> SHORT PROBLEM:
Reproduce each line from the records that holds "columns".
▬▬▬▬▬▬▬▬▬▬
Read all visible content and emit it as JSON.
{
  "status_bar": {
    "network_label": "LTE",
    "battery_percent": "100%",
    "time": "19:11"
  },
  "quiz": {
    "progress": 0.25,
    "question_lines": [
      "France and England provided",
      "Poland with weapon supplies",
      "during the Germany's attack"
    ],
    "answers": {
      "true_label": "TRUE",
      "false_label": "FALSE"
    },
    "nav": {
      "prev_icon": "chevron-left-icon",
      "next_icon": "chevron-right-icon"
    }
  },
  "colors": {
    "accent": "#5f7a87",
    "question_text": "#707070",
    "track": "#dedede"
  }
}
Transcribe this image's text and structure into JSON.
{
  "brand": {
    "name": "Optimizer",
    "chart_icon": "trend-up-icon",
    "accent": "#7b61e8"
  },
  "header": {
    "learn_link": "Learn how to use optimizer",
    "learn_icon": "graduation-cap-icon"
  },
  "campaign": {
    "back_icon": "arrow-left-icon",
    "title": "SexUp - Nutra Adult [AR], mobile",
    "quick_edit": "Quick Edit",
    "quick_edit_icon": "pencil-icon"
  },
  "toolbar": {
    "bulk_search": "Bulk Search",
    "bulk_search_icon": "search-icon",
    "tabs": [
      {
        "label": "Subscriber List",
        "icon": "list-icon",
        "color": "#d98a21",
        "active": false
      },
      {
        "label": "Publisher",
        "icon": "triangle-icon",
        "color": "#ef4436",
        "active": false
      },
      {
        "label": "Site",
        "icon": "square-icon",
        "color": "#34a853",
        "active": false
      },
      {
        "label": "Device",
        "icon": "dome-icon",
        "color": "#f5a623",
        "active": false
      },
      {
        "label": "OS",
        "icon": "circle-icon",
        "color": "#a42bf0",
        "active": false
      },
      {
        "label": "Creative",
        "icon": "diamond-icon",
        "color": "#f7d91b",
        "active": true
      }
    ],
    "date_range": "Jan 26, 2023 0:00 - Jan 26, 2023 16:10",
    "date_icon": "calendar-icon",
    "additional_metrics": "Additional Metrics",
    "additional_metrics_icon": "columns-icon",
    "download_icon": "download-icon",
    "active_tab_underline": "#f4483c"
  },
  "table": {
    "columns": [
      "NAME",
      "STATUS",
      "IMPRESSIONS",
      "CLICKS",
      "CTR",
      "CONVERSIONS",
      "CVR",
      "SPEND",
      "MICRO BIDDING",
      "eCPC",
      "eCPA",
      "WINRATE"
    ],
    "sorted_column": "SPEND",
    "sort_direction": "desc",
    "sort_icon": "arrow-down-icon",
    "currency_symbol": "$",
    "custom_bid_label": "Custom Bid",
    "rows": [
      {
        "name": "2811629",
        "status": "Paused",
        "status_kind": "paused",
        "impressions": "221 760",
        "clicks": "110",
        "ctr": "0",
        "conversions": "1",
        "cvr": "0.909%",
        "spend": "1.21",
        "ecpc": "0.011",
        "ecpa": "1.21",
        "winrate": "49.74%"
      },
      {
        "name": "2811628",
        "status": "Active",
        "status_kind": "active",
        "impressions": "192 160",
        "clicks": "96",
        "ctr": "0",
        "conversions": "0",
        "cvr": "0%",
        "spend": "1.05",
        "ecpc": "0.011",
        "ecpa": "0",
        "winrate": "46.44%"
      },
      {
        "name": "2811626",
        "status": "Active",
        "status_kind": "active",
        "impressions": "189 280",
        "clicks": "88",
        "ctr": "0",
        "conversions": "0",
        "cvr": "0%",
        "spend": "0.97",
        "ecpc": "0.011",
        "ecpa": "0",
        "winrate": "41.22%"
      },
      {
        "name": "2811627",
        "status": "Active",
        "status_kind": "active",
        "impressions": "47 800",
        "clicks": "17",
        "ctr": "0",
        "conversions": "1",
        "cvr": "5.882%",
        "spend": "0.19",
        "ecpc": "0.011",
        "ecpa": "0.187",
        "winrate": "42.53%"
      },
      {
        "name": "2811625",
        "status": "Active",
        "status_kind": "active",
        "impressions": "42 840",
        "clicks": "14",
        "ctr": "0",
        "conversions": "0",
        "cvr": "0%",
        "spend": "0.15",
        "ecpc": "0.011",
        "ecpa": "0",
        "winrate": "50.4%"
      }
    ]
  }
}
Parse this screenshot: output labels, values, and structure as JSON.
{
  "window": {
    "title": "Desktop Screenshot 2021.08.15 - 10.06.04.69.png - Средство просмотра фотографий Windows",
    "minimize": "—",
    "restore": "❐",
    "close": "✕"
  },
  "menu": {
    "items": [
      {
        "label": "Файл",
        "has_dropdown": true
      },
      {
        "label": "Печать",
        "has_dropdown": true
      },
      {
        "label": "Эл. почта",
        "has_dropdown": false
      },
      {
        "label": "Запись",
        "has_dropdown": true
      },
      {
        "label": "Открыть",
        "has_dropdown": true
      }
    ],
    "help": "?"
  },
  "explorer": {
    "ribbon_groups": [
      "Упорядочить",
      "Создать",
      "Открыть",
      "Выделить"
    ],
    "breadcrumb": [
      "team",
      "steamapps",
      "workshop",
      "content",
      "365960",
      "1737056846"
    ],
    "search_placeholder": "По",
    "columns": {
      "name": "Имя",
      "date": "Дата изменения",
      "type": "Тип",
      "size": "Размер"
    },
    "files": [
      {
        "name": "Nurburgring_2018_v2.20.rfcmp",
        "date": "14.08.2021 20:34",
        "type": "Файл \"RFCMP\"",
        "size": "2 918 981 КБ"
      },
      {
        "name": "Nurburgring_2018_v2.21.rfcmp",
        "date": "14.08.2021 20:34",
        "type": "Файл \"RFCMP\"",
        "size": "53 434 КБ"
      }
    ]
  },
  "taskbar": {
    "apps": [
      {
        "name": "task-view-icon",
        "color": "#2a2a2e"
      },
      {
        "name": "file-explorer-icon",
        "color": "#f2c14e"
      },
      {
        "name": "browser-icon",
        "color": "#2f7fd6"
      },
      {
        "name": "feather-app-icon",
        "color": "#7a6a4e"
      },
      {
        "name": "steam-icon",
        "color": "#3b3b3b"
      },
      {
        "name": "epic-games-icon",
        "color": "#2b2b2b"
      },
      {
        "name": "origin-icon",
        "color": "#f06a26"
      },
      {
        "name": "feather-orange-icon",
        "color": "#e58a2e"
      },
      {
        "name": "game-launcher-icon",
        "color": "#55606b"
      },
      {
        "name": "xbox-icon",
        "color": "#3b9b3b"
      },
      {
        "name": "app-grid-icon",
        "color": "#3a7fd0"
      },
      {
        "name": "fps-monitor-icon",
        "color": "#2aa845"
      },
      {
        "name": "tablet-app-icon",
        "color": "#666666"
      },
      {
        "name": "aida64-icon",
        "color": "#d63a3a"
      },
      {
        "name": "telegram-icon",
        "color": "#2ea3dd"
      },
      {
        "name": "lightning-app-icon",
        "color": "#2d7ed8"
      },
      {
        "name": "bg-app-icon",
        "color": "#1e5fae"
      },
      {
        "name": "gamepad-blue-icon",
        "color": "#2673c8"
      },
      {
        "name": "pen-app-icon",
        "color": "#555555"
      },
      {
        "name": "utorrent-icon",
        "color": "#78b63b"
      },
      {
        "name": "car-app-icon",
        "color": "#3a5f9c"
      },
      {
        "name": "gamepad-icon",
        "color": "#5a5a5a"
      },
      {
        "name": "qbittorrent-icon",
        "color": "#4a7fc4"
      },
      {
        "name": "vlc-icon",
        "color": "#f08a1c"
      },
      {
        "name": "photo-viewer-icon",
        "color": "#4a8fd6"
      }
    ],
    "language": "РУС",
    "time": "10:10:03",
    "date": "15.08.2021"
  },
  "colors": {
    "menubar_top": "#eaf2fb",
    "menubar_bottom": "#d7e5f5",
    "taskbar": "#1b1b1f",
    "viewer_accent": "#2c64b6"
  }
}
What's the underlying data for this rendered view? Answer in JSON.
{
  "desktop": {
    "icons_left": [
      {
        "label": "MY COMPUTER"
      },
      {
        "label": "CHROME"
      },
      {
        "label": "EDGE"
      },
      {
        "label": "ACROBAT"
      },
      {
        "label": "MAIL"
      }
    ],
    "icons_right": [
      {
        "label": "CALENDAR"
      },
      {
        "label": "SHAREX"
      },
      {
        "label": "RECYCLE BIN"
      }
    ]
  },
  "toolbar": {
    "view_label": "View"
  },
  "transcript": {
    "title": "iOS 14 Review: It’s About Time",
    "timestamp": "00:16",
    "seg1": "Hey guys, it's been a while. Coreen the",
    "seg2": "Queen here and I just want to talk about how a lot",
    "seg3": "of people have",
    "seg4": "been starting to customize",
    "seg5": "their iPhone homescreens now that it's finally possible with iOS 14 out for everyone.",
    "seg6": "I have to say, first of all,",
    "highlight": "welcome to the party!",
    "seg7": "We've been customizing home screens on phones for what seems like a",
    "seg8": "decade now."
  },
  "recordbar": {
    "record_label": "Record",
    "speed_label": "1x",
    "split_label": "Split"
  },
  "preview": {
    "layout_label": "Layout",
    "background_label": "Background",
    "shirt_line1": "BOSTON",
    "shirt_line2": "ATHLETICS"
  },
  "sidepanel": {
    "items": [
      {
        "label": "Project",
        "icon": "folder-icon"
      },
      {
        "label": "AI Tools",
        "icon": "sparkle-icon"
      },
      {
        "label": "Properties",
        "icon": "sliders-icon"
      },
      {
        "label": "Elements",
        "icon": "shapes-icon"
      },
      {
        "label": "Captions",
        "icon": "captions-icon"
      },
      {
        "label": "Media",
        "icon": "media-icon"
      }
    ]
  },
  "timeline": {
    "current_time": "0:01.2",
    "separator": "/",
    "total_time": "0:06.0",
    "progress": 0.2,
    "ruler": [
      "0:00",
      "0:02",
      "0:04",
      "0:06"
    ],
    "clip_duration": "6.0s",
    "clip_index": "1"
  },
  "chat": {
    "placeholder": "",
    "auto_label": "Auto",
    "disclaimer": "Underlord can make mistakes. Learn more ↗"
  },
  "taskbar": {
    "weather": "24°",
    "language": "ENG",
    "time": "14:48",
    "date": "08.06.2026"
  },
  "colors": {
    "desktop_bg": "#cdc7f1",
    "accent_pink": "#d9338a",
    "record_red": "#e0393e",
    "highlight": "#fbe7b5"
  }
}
▬▬▬▬▬▬▬▬▬▬
> TASK RESULT:
    "additional_metrics_icon": "columns-icon",
    "columns": [
    "columns": {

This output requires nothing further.